EXERCISE INPUT:

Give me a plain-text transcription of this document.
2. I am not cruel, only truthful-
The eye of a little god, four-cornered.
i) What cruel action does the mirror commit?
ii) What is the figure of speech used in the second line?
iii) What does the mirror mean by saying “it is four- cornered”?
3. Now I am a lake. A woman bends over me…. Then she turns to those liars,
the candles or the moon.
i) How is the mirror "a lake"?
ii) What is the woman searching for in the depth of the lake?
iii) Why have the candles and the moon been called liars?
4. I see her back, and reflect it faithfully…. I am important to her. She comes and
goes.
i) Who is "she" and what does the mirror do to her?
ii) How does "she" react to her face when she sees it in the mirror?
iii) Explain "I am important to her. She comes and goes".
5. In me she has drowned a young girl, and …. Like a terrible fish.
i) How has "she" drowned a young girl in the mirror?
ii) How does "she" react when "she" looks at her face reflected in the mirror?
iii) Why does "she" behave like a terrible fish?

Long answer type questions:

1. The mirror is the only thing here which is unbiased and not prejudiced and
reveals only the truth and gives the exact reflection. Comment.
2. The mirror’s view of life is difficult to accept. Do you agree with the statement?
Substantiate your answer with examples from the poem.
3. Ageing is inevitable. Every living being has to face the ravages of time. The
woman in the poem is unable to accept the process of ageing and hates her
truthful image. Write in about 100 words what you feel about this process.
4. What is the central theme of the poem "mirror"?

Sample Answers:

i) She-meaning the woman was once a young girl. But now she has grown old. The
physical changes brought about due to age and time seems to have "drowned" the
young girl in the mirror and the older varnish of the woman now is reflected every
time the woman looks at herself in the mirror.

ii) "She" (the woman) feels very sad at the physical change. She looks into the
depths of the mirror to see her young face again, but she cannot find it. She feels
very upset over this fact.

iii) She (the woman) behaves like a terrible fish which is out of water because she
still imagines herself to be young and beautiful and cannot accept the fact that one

WORK INSTRUCTIONS: Extract the complete listing above, reproducing each line exactly.

SOLUTION TO THIS PROBLEM:
Give me a plain-text transcription of this document.
2. I am not cruel, only truthful-
The eye of a little god, four-cornered.
i) What cruel action does the mirror commit?
ii) What is the figure of speech used in the second line?
iii) What does the mirror mean by saying “it is four- cornered”?
3. Now I am a lake. A woman bends over me…. Then she turns to those liars,
the candles or the moon.
i) How is the mirror "a lake"?
ii) What is the woman searching for in the depth of the lake?
iii) Why have the candles and the moon been called liars?
4. I see her back, and reflect it faithfully…. I am important to her. She comes and
goes.
i) Who is "she" and what does the mirror do to her?
ii) How does "she" react to her face when she sees it in the mirror?
iii) Explain "I am important to her. She comes and goes".
5. In me she has drowned a young girl, and …. Like a terrible fish.
i) How has "she" drowned a young girl in the mirror?
ii) How does "she" react when "she" looks at her face reflected in the mirror?
iii) Why does "she" behave like a terrible fish?

Long answer type questions:

1. The mirror is the only thing here which is unbiased and not prejudiced and
reveals only the truth and gives the exact reflection. Comment.
2. The mirror’s view of life is difficult to accept. Do you agree with the statement?
Substantiate your answer with examples from the poem.
3. Ageing is inevitable. Every living being has to face the ravages of time. The
woman in the poem is unable to accept the process of ageing and hates her
truthful image. Write in about 100 words what you feel about this process.
4. What is the central theme of the poem "mirror"?

Sample Answers:

i) She-meaning the woman was once a young girl. But now she has grown old. The
physical changes brought about due to age and time seems to have "drowned" the
young girl in the mirror and the older varnish of the woman now is reflected every
time the woman looks at herself in the mirror.

ii) "She" (the woman) feels very sad at the physical change. She looks into the
depths of the mirror to see her young face again, but she cannot find it. She feels
very upset over this fact.

iii) She (the woman) behaves like a terrible fish which is out of water because she
still imagines herself to be young and beautiful and cannot accept the fact that one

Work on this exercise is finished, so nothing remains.